TASK STATEMENT:
Say how many lines include "ylabel", with no words around the number.

--- begin INPUT FOR THIS TASK ---

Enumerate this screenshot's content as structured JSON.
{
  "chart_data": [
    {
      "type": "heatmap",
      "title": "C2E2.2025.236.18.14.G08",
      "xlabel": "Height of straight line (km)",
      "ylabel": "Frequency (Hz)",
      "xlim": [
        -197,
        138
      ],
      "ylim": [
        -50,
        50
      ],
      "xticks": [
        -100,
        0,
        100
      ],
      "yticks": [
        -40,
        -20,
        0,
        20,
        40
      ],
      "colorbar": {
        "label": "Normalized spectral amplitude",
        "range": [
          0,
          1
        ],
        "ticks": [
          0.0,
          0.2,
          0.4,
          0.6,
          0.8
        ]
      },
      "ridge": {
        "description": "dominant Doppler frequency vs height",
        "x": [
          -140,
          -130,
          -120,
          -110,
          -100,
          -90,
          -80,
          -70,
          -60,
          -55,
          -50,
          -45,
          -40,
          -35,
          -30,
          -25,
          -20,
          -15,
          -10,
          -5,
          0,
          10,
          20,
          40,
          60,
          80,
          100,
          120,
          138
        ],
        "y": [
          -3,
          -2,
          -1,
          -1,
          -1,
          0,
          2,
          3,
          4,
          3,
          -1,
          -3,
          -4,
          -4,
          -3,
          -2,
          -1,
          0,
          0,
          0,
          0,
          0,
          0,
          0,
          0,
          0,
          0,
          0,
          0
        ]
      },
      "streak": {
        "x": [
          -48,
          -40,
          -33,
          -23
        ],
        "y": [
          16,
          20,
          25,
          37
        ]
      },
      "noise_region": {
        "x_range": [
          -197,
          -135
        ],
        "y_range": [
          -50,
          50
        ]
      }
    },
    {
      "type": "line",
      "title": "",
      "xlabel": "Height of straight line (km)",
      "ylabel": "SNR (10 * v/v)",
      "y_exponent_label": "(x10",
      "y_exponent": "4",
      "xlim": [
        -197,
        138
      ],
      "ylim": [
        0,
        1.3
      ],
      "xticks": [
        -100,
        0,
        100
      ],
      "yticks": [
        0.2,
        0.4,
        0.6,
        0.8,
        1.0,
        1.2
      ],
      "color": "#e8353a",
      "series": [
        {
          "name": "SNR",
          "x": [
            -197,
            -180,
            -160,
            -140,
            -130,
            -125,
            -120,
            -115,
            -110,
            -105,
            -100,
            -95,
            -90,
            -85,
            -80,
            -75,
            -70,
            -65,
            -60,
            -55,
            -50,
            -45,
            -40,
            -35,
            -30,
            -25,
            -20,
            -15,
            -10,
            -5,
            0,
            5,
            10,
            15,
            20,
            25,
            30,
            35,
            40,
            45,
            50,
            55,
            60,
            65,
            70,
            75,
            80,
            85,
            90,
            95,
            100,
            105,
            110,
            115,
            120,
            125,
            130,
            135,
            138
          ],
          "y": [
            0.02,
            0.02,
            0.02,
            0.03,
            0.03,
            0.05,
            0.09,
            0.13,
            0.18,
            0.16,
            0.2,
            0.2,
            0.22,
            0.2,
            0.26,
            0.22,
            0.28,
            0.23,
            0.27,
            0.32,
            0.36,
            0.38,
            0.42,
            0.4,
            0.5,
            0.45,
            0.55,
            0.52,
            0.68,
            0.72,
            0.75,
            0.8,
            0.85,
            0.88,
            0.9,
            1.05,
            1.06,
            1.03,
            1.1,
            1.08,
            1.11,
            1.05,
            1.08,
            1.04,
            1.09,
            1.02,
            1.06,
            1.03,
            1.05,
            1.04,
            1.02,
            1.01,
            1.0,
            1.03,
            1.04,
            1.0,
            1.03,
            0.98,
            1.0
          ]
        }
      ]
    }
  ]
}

--- end INPUT FOR THIS TASK ---

OUTPUT OF THE TASK:
2